● WHAT YOU ARE ASKED TO DO:
Word by word and line by line, write out all of the records.

● THE DATA:
BEGIN

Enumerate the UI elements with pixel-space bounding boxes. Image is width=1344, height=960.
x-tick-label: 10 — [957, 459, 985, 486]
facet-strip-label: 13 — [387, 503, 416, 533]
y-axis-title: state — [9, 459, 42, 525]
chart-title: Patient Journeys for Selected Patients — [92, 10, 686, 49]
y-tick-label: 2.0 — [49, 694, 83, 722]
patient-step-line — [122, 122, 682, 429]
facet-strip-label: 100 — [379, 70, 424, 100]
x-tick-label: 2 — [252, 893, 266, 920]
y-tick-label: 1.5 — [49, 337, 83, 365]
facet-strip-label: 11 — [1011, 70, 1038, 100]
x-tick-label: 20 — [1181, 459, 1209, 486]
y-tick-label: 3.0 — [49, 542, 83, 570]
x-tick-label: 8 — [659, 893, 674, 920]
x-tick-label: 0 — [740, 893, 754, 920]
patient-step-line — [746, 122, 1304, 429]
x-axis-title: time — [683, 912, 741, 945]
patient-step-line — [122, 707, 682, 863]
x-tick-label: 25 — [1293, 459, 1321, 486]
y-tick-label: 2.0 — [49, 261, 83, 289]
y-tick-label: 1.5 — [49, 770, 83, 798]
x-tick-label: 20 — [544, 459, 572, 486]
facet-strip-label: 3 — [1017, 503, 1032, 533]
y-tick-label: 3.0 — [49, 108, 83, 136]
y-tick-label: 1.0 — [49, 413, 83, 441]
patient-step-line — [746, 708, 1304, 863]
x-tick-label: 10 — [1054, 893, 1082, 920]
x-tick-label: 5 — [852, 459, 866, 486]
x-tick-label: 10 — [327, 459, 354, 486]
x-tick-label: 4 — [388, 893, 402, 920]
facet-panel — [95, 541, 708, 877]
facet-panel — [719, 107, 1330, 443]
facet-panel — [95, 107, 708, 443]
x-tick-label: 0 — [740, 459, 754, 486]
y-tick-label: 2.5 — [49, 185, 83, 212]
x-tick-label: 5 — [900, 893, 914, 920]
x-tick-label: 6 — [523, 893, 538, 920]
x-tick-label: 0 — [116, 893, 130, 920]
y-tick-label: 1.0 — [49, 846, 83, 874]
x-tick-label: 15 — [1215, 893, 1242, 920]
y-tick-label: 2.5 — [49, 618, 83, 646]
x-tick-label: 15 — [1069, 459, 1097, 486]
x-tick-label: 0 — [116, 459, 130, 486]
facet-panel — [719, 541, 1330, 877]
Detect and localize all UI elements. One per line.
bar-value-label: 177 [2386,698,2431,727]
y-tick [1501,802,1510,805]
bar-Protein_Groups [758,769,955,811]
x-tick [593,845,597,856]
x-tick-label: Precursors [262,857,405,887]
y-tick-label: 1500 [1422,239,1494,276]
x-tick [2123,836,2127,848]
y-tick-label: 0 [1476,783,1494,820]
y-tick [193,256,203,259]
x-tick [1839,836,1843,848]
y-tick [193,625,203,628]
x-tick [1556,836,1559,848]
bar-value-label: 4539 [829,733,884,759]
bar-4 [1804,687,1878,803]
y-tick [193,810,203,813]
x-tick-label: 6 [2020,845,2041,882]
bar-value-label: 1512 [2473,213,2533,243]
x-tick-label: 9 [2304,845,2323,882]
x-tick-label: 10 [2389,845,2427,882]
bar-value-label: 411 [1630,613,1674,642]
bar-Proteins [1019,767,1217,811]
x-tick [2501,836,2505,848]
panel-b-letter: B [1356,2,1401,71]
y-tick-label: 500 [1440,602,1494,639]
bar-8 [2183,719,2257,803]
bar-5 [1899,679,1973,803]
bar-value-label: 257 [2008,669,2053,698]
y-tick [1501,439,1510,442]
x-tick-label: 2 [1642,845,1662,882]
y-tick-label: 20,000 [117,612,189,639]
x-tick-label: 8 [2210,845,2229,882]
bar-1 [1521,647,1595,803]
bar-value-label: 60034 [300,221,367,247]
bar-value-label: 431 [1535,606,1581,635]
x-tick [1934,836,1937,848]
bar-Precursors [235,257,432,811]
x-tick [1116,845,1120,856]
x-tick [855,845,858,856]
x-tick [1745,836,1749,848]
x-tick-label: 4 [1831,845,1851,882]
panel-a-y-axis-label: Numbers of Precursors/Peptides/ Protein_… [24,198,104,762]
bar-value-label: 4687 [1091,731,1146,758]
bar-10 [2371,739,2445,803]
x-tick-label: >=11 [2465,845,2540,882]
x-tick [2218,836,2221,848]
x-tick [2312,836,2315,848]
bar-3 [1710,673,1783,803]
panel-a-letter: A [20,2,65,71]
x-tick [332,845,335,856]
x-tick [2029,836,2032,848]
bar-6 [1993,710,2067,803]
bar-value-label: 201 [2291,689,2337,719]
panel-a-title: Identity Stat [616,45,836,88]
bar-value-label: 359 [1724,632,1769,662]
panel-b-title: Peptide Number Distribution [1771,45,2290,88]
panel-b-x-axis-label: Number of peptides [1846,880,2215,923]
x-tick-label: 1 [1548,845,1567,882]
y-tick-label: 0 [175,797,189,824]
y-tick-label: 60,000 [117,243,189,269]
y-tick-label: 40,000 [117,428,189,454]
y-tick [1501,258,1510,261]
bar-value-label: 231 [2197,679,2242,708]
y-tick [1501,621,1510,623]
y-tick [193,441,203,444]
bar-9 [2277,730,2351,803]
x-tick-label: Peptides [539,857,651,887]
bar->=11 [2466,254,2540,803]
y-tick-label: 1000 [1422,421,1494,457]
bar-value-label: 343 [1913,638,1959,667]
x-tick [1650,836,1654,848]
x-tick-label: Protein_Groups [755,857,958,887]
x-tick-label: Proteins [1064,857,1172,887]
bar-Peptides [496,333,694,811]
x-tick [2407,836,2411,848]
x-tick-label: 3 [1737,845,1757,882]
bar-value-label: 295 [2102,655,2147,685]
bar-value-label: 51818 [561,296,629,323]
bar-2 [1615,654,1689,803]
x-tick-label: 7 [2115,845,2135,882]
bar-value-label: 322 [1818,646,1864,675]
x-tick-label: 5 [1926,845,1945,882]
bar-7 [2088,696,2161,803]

END

● FINAL ANSWER:
Enumerate the UI elements with pixel-space bounding boxes. Image is width=1344, height=960.
x-tick-label: 10 — [957, 459, 985, 486]
facet-strip-label: 13 — [387, 503, 416, 533]
y-axis-title: state — [9, 459, 42, 525]
chart-title: Patient Journeys for Selected Patients — [92, 10, 686, 49]
y-tick-label: 2.0 — [49, 694, 83, 722]
patient-step-line — [122, 122, 682, 429]
facet-strip-label: 100 — [379, 70, 424, 100]
x-tick-label: 2 — [252, 893, 266, 920]
y-tick-label: 1.5 — [49, 337, 83, 365]
facet-strip-label: 11 — [1011, 70, 1038, 100]
x-tick-label: 20 — [1181, 459, 1209, 486]
y-tick-label: 3.0 — [49, 542, 83, 570]
x-tick-label: 8 — [659, 893, 674, 920]
x-tick-label: 0 — [740, 893, 754, 920]
patient-step-line — [746, 122, 1304, 429]
x-axis-title: time — [683, 912, 741, 945]
patient-step-line — [122, 707, 682, 863]
x-tick-label: 25 — [1293, 459, 1321, 486]
y-tick-label: 2.0 — [49, 261, 83, 289]
y-tick-label: 1.5 — [49, 770, 83, 798]
x-tick-label: 20 — [544, 459, 572, 486]
facet-strip-label: 3 — [1017, 503, 1032, 533]
y-tick-label: 3.0 — [49, 108, 83, 136]
y-tick-label: 1.0 — [49, 413, 83, 441]
patient-step-line — [746, 708, 1304, 863]
x-tick-label: 10 — [1054, 893, 1082, 920]
x-tick-label: 5 — [852, 459, 866, 486]
x-tick-label: 10 — [327, 459, 354, 486]
x-tick-label: 4 — [388, 893, 402, 920]
facet-panel — [95, 541, 708, 877]
facet-panel — [719, 107, 1330, 443]
facet-panel — [95, 107, 708, 443]
x-tick-label: 0 — [740, 459, 754, 486]
y-tick-label: 2.5 — [49, 185, 83, 212]
x-tick-label: 5 — [900, 893, 914, 920]
x-tick-label: 6 — [523, 893, 538, 920]
x-tick-label: 0 — [116, 893, 130, 920]
y-tick-label: 1.0 — [49, 846, 83, 874]
x-tick-label: 15 — [1215, 893, 1242, 920]
y-tick-label: 2.5 — [49, 618, 83, 646]
x-tick-label: 15 — [1069, 459, 1097, 486]
x-tick-label: 0 — [116, 459, 130, 486]
facet-panel — [719, 541, 1330, 877]
Detect and localize all UI elements. One per line.
bar-value-label: 177 [2386,698,2431,727]
y-tick [1501,802,1510,805]
bar-Protein_Groups [758,769,955,811]
x-tick [593,845,597,856]
x-tick-label: Precursors [262,857,405,887]
y-tick-label: 1500 [1422,239,1494,276]
x-tick [2123,836,2127,848]
y-tick-label: 0 [1476,783,1494,820]
y-tick [193,256,203,259]
x-tick [1839,836,1843,848]
y-tick [193,625,203,628]
x-tick [1556,836,1559,848]
bar-value-label: 4539 [829,733,884,759]
bar-4 [1804,687,1878,803]
y-tick [193,810,203,813]
x-tick-label: 6 [2020,845,2041,882]
bar-value-label: 1512 [2473,213,2533,243]
x-tick-label: 9 [2304,845,2323,882]
x-tick-label: 10 [2389,845,2427,882]
bar-value-label: 411 [1630,613,1674,642]
bar-Proteins [1019,767,1217,811]
x-tick [2501,836,2505,848]
panel-b-letter: B [1356,2,1401,71]
y-tick-label: 500 [1440,602,1494,639]
bar-8 [2183,719,2257,803]
bar-5 [1899,679,1973,803]
bar-value-label: 257 [2008,669,2053,698]
y-tick [1501,439,1510,442]
x-tick-label: 2 [1642,845,1662,882]
y-tick-label: 20,000 [117,612,189,639]
x-tick-label: 8 [2210,845,2229,882]
bar-1 [1521,647,1595,803]
bar-value-label: 60034 [300,221,367,247]
bar-value-label: 431 [1535,606,1581,635]
x-tick [1934,836,1937,848]
bar-Precursors [235,257,432,811]
x-tick [1116,845,1120,856]
x-tick [855,845,858,856]
x-tick [1745,836,1749,848]
x-tick-label: 4 [1831,845,1851,882]
panel-a-y-axis-label: Numbers of Precursors/Peptides/ Protein_… [24,198,104,762]
bar-value-label: 4687 [1091,731,1146,758]
bar-10 [2371,739,2445,803]
x-tick-label: >=11 [2465,845,2540,882]
x-tick [2218,836,2221,848]
x-tick [2312,836,2315,848]
bar-3 [1710,673,1783,803]
panel-a-letter: A [20,2,65,71]
x-tick [332,845,335,856]
x-tick [2029,836,2032,848]
bar-6 [1993,710,2067,803]
bar-value-label: 201 [2291,689,2337,719]
panel-a-title: Identity Stat [616,45,836,88]
bar-value-label: 359 [1724,632,1769,662]
panel-b-title: Peptide Number Distribution [1771,45,2290,88]
panel-b-x-axis-label: Number of peptides [1846,880,2215,923]
x-tick-label: 1 [1548,845,1567,882]
y-tick-label: 0 [175,797,189,824]
y-tick-label: 60,000 [117,243,189,269]
y-tick-label: 40,000 [117,428,189,454]
y-tick [1501,258,1510,261]
bar-value-label: 231 [2197,679,2242,708]
y-tick [1501,621,1510,623]
y-tick [193,441,203,444]
bar-9 [2277,730,2351,803]
x-tick-label: Peptides [539,857,651,887]
bar->=11 [2466,254,2540,803]
y-tick-label: 1000 [1422,421,1494,457]
bar-value-label: 343 [1913,638,1959,667]
x-tick [1650,836,1654,848]
x-tick-label: Protein_Groups [755,857,958,887]
x-tick-label: Proteins [1064,857,1172,887]
bar-Peptides [496,333,694,811]
x-tick [2407,836,2411,848]
x-tick-label: 3 [1737,845,1757,882]
bar-value-label: 295 [2102,655,2147,685]
bar-value-label: 51818 [561,296,629,323]
bar-2 [1615,654,1689,803]
x-tick-label: 7 [2115,845,2135,882]
bar-value-label: 322 [1818,646,1864,675]
x-tick-label: 5 [1926,845,1945,882]
bar-7 [2088,696,2161,803]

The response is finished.